**Direction**: Provide an exact transcription of all the records.

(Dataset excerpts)
########################################
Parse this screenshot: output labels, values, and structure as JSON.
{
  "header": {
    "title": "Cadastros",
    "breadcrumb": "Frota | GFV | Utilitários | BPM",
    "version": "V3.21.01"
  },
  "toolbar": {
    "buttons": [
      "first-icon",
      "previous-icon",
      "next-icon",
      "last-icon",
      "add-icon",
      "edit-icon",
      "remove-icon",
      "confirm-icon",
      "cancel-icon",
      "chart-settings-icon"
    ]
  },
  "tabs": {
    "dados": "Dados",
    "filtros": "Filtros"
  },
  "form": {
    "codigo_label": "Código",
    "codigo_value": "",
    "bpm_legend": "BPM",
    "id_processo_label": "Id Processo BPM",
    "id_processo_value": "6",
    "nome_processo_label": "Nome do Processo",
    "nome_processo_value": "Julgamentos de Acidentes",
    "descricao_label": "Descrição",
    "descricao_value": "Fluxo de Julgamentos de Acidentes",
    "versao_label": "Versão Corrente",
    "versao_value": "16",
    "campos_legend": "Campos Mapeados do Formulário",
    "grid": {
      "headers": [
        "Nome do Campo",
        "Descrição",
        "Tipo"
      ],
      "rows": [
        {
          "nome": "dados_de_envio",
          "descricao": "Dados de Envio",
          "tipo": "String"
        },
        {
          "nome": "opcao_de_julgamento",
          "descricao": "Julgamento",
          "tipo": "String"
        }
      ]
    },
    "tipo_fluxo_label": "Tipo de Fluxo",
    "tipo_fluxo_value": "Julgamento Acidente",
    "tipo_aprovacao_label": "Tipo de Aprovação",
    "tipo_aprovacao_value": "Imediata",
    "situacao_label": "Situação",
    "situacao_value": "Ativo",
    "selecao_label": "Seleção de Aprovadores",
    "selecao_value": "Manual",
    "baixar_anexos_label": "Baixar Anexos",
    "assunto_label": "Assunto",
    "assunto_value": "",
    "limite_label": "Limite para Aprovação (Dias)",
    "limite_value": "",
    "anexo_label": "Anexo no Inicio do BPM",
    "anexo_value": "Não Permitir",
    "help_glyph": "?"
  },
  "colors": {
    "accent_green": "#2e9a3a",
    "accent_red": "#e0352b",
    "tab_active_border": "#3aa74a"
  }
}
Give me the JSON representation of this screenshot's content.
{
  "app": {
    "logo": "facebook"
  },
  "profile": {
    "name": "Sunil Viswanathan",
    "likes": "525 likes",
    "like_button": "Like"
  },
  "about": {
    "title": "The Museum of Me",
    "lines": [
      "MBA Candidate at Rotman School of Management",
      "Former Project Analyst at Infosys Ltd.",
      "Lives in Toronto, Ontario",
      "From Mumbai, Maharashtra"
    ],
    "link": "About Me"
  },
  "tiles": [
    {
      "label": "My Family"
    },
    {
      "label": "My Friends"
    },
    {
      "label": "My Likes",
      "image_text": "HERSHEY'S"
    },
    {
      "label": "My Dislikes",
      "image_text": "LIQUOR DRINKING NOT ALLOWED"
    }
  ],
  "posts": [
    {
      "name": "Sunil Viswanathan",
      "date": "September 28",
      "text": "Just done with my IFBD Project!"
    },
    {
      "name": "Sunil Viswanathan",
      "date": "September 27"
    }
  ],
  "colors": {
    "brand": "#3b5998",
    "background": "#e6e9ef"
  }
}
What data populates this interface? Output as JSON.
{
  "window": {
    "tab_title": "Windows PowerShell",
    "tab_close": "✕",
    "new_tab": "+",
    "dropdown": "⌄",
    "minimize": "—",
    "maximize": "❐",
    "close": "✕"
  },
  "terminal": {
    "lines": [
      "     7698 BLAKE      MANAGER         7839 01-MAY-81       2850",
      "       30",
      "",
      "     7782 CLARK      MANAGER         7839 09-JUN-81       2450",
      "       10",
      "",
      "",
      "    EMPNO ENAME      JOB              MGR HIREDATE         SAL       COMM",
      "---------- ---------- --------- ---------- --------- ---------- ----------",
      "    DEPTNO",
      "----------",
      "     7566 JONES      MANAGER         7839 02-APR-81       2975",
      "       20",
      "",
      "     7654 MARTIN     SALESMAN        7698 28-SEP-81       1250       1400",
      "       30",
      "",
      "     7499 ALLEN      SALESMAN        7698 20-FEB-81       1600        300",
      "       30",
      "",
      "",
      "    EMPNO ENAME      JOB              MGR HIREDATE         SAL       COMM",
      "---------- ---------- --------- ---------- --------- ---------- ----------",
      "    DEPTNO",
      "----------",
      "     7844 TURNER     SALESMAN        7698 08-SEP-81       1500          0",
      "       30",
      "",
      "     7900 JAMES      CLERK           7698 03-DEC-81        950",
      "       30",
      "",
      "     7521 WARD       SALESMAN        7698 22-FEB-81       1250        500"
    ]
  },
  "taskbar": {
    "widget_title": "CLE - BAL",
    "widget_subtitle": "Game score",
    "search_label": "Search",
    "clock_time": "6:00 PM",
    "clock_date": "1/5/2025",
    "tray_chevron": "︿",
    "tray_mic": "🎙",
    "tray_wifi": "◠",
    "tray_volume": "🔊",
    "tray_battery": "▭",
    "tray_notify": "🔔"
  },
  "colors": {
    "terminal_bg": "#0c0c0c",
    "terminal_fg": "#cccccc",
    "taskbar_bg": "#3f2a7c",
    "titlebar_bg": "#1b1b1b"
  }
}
########################################
**Finished answer**:
Parse this screenshot: output labels, values, and structure as JSON.
{
  "header": {
    "title": "Cadastros",
    "breadcrumb": "Frota | GFV | Utilitários | BPM",
    "version": "V3.21.01"
  },
  "toolbar": {
    "buttons": [
      "first-icon",
      "previous-icon",
      "next-icon",
      "last-icon",
      "add-icon",
      "edit-icon",
      "remove-icon",
      "confirm-icon",
      "cancel-icon",
      "chart-settings-icon"
    ]
  },
  "tabs": {
    "dados": "Dados",
    "filtros": "Filtros"
  },
  "form": {
    "codigo_label": "Código",
    "codigo_value": "",
    "bpm_legend": "BPM",
    "id_processo_label": "Id Processo BPM",
    "id_processo_value": "6",
    "nome_processo_label": "Nome do Processo",
    "nome_processo_value": "Julgamentos de Acidentes",
    "descricao_label": "Descrição",
    "descricao_value": "Fluxo de Julgamentos de Acidentes",
    "versao_label": "Versão Corrente",
    "versao_value": "16",
    "campos_legend": "Campos Mapeados do Formulário",
    "grid": {
      "headers": [
        "Nome do Campo",
        "Descrição",
        "Tipo"
      ],
      "rows": [
        {
          "nome": "dados_de_envio",
          "descricao": "Dados de Envio",
          "tipo": "String"
        },
        {
          "nome": "opcao_de_julgamento",
          "descricao": "Julgamento",
          "tipo": "String"
        }
      ]
    },
    "tipo_fluxo_label": "Tipo de Fluxo",
    "tipo_fluxo_value": "Julgamento Acidente",
    "tipo_aprovacao_label": "Tipo de Aprovação",
    "tipo_aprovacao_value": "Imediata",
    "situacao_label": "Situação",
    "situacao_value": "Ativo",
    "selecao_label": "Seleção de Aprovadores",
    "selecao_value": "Manual",
    "baixar_anexos_label": "Baixar Anexos",
    "assunto_label": "Assunto",
    "assunto_value": "",
    "limite_label": "Limite para Aprovação (Dias)",
    "limite_value": "",
    "anexo_label": "Anexo no Inicio do BPM",
    "anexo_value": "Não Permitir",
    "help_glyph": "?"
  },
  "colors": {
    "accent_green": "#2e9a3a",
    "accent_red": "#e0352b",
    "tab_active_border": "#3aa74a"
  }
}
Give me the JSON representation of this screenshot's content.
{
  "app": {
    "logo": "facebook"
  },
  "profile": {
    "name": "Sunil Viswanathan",
    "likes": "525 likes",
    "like_button": "Like"
  },
  "about": {
    "title": "The Museum of Me",
    "lines": [
      "MBA Candidate at Rotman School of Management",
      "Former Project Analyst at Infosys Ltd.",
      "Lives in Toronto, Ontario",
      "From Mumbai, Maharashtra"
    ],
    "link": "About Me"
  },
  "tiles": [
    {
      "label": "My Family"
    },
    {
      "label": "My Friends"
    },
    {
      "label": "My Likes",
      "image_text": "HERSHEY'S"
    },
    {
      "label": "My Dislikes",
      "image_text": "LIQUOR DRINKING NOT ALLOWED"
    }
  ],
  "posts": [
    {
      "name": "Sunil Viswanathan",
      "date": "September 28",
      "text": "Just done with my IFBD Project!"
    },
    {
      "name": "Sunil Viswanathan",
      "date": "September 27"
    }
  ],
  "colors": {
    "brand": "#3b5998",
    "background": "#e6e9ef"
  }
}
What data populates this interface? Output as JSON.
{
  "window": {
    "tab_title": "Windows PowerShell",
    "tab_close": "✕",
    "new_tab": "+",
    "dropdown": "⌄",
    "minimize": "—",
    "maximize": "❐",
    "close": "✕"
  },
  "terminal": {
    "lines": [
      "     7698 BLAKE      MANAGER         7839 01-MAY-81       2850",
      "       30",
      "",
      "     7782 CLARK      MANAGER         7839 09-JUN-81       2450",
      "       10",
      "",
      "",
      "    EMPNO ENAME      JOB              MGR HIREDATE         SAL       COMM",
      "---------- ---------- --------- ---------- --------- ---------- ----------",
      "    DEPTNO",
      "----------",
      "     7566 JONES      MANAGER         7839 02-APR-81       2975",
      "       20",
      "",
      "     7654 MARTIN     SALESMAN        7698 28-SEP-81       1250       1400",
      "       30",
      "",
      "     7499 ALLEN      SALESMAN        7698 20-FEB-81       1600        300",
      "       30",
      "",
      "",
      "    EMPNO ENAME      JOB              MGR HIREDATE         SAL       COMM",
      "---------- ---------- --------- ---------- --------- ---------- ----------",
      "    DEPTNO",
      "----------",
      "     7844 TURNER     SALESMAN        7698 08-SEP-81       1500          0",
      "       30",
      "",
      "     7900 JAMES      CLERK           7698 03-DEC-81        950",
      "       30",
      "",
      "     7521 WARD       SALESMAN        7698 22-FEB-81       1250        500"
    ]
  },
  "taskbar": {
    "widget_title": "CLE - BAL",
    "widget_subtitle": "Game score",
    "search_label": "Search",
    "clock_time": "6:00 PM",
    "clock_date": "1/5/2025",
    "tray_chevron": "︿",
    "tray_mic": "🎙",
    "tray_wifi": "◠",
    "tray_volume": "🔊",
    "tray_battery": "▭",
    "tray_notify": "🔔"
  },
  "colors": {
    "terminal_bg": "#0c0c0c",
    "terminal_fg": "#cccccc",
    "taskbar_bg": "#3f2a7c",
    "titlebar_bg": "#1b1b1b"
  }
}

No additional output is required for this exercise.